> [Provided data]
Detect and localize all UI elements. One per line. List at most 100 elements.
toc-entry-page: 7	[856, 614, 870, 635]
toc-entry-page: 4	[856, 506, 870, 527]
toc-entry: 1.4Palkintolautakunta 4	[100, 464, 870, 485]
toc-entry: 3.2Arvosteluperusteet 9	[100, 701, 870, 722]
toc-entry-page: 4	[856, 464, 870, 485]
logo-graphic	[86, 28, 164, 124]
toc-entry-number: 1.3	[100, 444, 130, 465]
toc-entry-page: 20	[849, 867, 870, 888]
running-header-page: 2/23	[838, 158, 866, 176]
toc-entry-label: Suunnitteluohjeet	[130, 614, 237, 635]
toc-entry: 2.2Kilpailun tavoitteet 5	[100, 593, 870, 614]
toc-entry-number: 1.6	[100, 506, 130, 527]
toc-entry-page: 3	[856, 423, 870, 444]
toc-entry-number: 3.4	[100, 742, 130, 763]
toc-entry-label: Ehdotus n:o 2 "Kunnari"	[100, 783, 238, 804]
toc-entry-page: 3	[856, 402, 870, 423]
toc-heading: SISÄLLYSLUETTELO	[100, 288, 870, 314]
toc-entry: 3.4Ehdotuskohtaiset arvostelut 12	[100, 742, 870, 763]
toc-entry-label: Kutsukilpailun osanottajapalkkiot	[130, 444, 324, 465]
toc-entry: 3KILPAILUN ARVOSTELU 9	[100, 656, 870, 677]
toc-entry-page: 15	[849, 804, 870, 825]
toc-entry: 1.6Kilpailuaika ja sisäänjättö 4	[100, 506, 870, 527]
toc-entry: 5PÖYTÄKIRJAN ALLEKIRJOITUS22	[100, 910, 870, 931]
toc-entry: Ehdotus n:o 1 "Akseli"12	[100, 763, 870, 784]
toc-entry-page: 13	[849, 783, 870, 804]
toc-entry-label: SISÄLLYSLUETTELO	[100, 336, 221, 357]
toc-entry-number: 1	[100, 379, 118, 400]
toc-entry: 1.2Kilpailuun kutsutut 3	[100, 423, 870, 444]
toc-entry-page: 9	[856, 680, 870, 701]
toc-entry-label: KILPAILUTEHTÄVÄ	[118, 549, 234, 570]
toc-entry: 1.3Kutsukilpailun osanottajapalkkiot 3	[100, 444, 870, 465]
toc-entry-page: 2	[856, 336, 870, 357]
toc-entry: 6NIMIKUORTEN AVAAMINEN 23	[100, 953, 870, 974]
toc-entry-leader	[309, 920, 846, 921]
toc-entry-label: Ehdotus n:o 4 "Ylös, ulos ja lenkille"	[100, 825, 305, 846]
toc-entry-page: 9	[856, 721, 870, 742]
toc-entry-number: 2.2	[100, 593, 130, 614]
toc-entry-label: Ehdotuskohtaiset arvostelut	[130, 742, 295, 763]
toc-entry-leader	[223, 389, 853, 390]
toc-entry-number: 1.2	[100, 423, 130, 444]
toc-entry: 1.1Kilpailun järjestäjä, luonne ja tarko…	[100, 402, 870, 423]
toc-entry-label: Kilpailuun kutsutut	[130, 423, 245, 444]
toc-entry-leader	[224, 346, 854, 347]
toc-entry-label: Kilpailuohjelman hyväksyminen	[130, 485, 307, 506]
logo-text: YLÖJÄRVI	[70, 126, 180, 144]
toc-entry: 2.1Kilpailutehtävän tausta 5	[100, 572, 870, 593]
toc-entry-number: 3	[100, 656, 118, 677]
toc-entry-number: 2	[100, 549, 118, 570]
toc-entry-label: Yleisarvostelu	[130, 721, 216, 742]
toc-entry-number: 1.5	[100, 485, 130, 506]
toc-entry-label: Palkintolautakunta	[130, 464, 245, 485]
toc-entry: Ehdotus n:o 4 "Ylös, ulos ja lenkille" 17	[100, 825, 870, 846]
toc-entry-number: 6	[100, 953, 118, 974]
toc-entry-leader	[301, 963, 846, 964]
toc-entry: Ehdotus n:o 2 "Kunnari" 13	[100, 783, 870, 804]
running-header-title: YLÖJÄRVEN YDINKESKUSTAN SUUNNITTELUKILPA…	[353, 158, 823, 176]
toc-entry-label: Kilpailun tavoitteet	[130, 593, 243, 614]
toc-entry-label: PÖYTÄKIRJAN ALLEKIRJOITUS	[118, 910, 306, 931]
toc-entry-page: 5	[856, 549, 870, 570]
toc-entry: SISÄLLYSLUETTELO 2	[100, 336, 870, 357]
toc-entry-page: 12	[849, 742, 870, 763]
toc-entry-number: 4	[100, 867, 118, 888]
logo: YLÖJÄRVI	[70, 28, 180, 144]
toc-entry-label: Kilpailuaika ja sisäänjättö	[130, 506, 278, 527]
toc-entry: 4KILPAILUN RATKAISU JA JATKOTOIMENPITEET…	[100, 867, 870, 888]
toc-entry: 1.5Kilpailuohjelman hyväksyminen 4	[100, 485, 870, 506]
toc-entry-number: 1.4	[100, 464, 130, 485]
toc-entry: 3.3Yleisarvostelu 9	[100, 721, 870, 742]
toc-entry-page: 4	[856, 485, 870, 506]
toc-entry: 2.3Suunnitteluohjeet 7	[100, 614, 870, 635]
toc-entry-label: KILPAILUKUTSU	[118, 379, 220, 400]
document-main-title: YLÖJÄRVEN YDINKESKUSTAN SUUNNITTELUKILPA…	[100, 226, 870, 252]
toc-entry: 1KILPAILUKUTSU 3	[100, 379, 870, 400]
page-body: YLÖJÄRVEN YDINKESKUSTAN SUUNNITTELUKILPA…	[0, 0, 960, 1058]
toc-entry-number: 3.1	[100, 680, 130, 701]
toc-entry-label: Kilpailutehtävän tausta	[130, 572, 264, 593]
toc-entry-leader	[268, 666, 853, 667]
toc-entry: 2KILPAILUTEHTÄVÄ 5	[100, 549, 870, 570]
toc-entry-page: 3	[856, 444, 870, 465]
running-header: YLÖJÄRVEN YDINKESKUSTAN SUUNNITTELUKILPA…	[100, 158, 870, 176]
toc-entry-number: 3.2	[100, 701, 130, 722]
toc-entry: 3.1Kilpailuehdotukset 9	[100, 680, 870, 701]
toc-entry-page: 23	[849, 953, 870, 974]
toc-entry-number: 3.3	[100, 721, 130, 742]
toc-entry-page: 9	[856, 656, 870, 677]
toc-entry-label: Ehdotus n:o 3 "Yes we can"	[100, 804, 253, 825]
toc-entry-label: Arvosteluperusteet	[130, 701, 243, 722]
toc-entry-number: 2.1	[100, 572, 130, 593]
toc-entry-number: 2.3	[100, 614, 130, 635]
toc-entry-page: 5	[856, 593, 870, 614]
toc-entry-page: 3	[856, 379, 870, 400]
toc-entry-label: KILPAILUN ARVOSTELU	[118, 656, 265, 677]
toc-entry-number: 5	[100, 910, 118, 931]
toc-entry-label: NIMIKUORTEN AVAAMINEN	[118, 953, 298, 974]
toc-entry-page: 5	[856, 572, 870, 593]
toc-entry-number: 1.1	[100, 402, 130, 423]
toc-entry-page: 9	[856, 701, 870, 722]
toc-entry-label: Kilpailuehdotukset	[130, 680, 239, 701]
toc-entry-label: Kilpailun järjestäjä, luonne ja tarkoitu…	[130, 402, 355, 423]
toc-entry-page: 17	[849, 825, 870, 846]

> [Task] Reproduce every item above verbatim, line by line, without altering any character.

> [Reply]
Detect and localize all UI elements. One per line. List at most 100 elements.
toc-entry-page: 7	[856, 614, 870, 635]
toc-entry-page: 4	[856, 506, 870, 527]
toc-entry: 1.4Palkintolautakunta 4	[100, 464, 870, 485]
toc-entry: 3.2Arvosteluperusteet 9	[100, 701, 870, 722]
toc-entry-page: 4	[856, 464, 870, 485]
logo-graphic	[86, 28, 164, 124]
toc-entry-number: 1.3	[100, 444, 130, 465]
toc-entry-page: 20	[849, 867, 870, 888]
running-header-page: 2/23	[838, 158, 866, 176]
toc-entry-label: Suunnitteluohjeet	[130, 614, 237, 635]
toc-entry: 2.2Kilpailun tavoitteet 5	[100, 593, 870, 614]
toc-entry-number: 1.6	[100, 506, 130, 527]
toc-entry-page: 3	[856, 423, 870, 444]
toc-entry-number: 3.4	[100, 742, 130, 763]
toc-entry-label: Ehdotus n:o 2 "Kunnari"	[100, 783, 238, 804]
toc-entry-page: 3	[856, 402, 870, 423]
toc-heading: SISÄLLYSLUETTELO	[100, 288, 870, 314]
toc-entry: 3.4Ehdotuskohtaiset arvostelut 12	[100, 742, 870, 763]
toc-entry-label: Kutsukilpailun osanottajapalkkiot	[130, 444, 324, 465]
toc-entry: 3KILPAILUN ARVOSTELU 9	[100, 656, 870, 677]
toc-entry-page: 15	[849, 804, 870, 825]
toc-entry: 1.6Kilpailuaika ja sisäänjättö 4	[100, 506, 870, 527]
toc-entry: 5PÖYTÄKIRJAN ALLEKIRJOITUS22	[100, 910, 870, 931]
toc-entry: Ehdotus n:o 1 "Akseli"12	[100, 763, 870, 784]
toc-entry-page: 13	[849, 783, 870, 804]
toc-entry-label: SISÄLLYSLUETTELO	[100, 336, 221, 357]
toc-entry-number: 1	[100, 379, 118, 400]
toc-entry: 1.2Kilpailuun kutsutut 3	[100, 423, 870, 444]
toc-entry-page: 9	[856, 680, 870, 701]
toc-entry-label: KILPAILUTEHTÄVÄ	[118, 549, 234, 570]
toc-entry: 1.3Kutsukilpailun osanottajapalkkiot 3	[100, 444, 870, 465]
toc-entry-page: 2	[856, 336, 870, 357]
toc-entry: 6NIMIKUORTEN AVAAMINEN 23	[100, 953, 870, 974]
toc-entry-leader	[309, 920, 846, 921]
toc-entry-label: Ehdotus n:o 4 "Ylös, ulos ja lenkille"	[100, 825, 305, 846]
toc-entry-page: 9	[856, 721, 870, 742]
toc-entry-number: 2.2	[100, 593, 130, 614]
toc-entry-label: Ehdotuskohtaiset arvostelut	[130, 742, 295, 763]
toc-entry-leader	[223, 389, 853, 390]
toc-entry-number: 1.2	[100, 423, 130, 444]
toc-entry: 1.1Kilpailun järjestäjä, luonne ja tarko…	[100, 402, 870, 423]
toc-entry-label: Kilpailuun kutsutut	[130, 423, 245, 444]
toc-entry-leader	[224, 346, 854, 347]
toc-entry-label: Kilpailuohjelman hyväksyminen	[130, 485, 307, 506]
logo-text: YLÖJÄRVI	[70, 126, 180, 144]
toc-entry: 2.1Kilpailutehtävän tausta 5	[100, 572, 870, 593]
toc-entry-number: 3	[100, 656, 118, 677]
toc-entry-number: 2	[100, 549, 118, 570]
toc-entry-label: Yleisarvostelu	[130, 721, 216, 742]
toc-entry-number: 1.5	[100, 485, 130, 506]
toc-entry-label: Palkintolautakunta	[130, 464, 245, 485]
toc-entry: Ehdotus n:o 4 "Ylös, ulos ja lenkille" 17	[100, 825, 870, 846]
toc-entry-number: 6	[100, 953, 118, 974]
toc-entry-leader	[301, 963, 846, 964]
toc-entry: Ehdotus n:o 2 "Kunnari" 13	[100, 783, 870, 804]
running-header-title: YLÖJÄRVEN YDINKESKUSTAN SUUNNITTELUKILPA…	[353, 158, 823, 176]
toc-entry-label: Kilpailun tavoitteet	[130, 593, 243, 614]
toc-entry-label: PÖYTÄKIRJAN ALLEKIRJOITUS	[118, 910, 306, 931]
toc-entry-page: 5	[856, 549, 870, 570]
toc-entry: SISÄLLYSLUETTELO 2	[100, 336, 870, 357]
toc-entry-page: 12	[849, 742, 870, 763]
toc-entry-number: 4	[100, 867, 118, 888]
logo: YLÖJÄRVI	[70, 28, 180, 144]
toc-entry-label: Kilpailuaika ja sisäänjättö	[130, 506, 278, 527]
toc-entry: 4KILPAILUN RATKAISU JA JATKOTOIMENPITEET…	[100, 867, 870, 888]
toc-entry: 1.5Kilpailuohjelman hyväksyminen 4	[100, 485, 870, 506]
toc-entry-number: 1.4	[100, 464, 130, 485]
toc-entry: 3.3Yleisarvostelu 9	[100, 721, 870, 742]
toc-entry-page: 4	[856, 485, 870, 506]
toc-entry: 2.3Suunnitteluohjeet 7	[100, 614, 870, 635]
toc-entry-label: KILPAILUKUTSU	[118, 379, 220, 400]
document-main-title: YLÖJÄRVEN YDINKESKUSTAN SUUNNITTELUKILPA…	[100, 226, 870, 252]
toc-entry: 1KILPAILUKUTSU 3	[100, 379, 870, 400]
page-body: YLÖJÄRVEN YDINKESKUSTAN SUUNNITTELUKILPA…	[0, 0, 960, 1058]
toc-entry-number: 3.1	[100, 680, 130, 701]
toc-entry-label: Kilpailutehtävän tausta	[130, 572, 264, 593]
toc-entry-leader	[268, 666, 853, 667]
toc-entry: 2KILPAILUTEHTÄVÄ 5	[100, 549, 870, 570]
toc-entry-page: 3	[856, 444, 870, 465]
running-header: YLÖJÄRVEN YDINKESKUSTAN SUUNNITTELUKILPA…	[100, 158, 870, 176]
toc-entry-number: 3.2	[100, 701, 130, 722]
toc-entry: 3.1Kilpailuehdotukset 9	[100, 680, 870, 701]
toc-entry-page: 23	[849, 953, 870, 974]
toc-entry-number: 3.3	[100, 721, 130, 742]
toc-entry-page: 9	[856, 656, 870, 677]
toc-entry-label: Ehdotus n:o 3 "Yes we can"	[100, 804, 253, 825]
toc-entry-label: Arvosteluperusteet	[130, 701, 243, 722]
toc-entry-number: 2.1	[100, 572, 130, 593]
toc-entry-number: 2.3	[100, 614, 130, 635]
toc-entry-page: 5	[856, 593, 870, 614]
toc-entry-page: 3	[856, 379, 870, 400]
toc-entry-label: KILPAILUN ARVOSTELU	[118, 656, 265, 677]
toc-entry-number: 5	[100, 910, 118, 931]
toc-entry-label: NIMIKUORTEN AVAAMINEN	[118, 953, 298, 974]
toc-entry-page: 5	[856, 572, 870, 593]
toc-entry-number: 1.1	[100, 402, 130, 423]
toc-entry-page: 9	[856, 701, 870, 722]
toc-entry-label: Kilpailuehdotukset	[130, 680, 239, 701]
toc-entry-label: Kilpailun järjestäjä, luonne ja tarkoitu…	[130, 402, 355, 423]
toc-entry-page: 17	[849, 825, 870, 846]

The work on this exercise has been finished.